▶ TASK STATEMENT
List each line of the data that holds the word "structured".

....................

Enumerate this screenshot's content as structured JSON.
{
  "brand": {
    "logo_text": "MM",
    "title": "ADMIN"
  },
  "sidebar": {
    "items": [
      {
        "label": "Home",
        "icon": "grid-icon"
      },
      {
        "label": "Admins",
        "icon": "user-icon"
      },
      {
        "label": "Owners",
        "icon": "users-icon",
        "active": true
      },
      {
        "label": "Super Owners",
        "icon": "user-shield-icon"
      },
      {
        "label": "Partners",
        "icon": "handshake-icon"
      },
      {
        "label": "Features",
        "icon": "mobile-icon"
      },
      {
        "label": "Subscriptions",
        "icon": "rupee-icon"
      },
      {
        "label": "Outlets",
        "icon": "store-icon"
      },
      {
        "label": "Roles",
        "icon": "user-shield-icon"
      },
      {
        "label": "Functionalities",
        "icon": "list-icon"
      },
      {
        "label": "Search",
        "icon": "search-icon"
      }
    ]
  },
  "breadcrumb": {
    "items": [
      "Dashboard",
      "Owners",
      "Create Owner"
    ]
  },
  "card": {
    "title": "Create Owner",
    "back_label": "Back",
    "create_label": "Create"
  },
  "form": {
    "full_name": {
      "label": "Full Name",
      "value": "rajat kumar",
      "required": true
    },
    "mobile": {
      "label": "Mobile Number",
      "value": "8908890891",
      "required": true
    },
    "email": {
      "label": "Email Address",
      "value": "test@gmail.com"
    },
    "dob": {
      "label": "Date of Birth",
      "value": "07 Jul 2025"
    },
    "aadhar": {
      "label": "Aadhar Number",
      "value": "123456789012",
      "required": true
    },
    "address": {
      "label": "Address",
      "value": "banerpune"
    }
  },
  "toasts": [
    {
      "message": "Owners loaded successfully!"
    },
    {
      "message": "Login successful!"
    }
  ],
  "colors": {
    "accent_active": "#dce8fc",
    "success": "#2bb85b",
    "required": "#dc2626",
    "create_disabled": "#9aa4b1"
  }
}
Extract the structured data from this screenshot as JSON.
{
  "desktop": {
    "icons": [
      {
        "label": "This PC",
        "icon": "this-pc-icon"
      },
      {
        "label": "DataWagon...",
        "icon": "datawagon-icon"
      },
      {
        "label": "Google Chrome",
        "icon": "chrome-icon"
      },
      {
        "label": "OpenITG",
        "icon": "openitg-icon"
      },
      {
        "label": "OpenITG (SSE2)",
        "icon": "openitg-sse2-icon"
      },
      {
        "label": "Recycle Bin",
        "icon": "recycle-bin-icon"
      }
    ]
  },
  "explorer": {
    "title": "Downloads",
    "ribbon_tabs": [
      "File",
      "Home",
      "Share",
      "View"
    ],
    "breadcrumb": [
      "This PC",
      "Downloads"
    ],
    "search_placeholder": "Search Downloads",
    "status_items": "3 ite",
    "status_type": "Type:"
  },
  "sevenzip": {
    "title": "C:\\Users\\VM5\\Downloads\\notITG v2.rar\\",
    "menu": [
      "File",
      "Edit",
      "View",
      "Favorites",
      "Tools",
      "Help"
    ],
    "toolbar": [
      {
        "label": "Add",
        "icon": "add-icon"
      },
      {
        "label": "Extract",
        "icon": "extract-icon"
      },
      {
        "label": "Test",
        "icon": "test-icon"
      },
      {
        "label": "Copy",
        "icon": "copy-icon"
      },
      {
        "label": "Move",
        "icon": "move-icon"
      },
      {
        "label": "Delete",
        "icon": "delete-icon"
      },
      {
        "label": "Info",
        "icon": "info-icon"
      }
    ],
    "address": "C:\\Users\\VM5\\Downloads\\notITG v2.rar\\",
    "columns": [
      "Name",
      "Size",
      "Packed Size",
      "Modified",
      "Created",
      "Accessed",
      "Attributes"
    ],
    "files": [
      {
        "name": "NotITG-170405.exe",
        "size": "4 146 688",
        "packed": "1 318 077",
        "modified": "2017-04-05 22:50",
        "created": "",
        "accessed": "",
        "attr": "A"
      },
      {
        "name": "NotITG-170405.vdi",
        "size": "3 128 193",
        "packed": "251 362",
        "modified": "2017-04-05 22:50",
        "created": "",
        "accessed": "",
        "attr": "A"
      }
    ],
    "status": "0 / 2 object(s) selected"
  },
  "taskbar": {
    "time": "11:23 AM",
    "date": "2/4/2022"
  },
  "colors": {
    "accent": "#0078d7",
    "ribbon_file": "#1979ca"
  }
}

....................

▶ RESPONSE
Enumerate this screenshot's content as structured JSON.
Extract the structured data from this screenshot as JSON.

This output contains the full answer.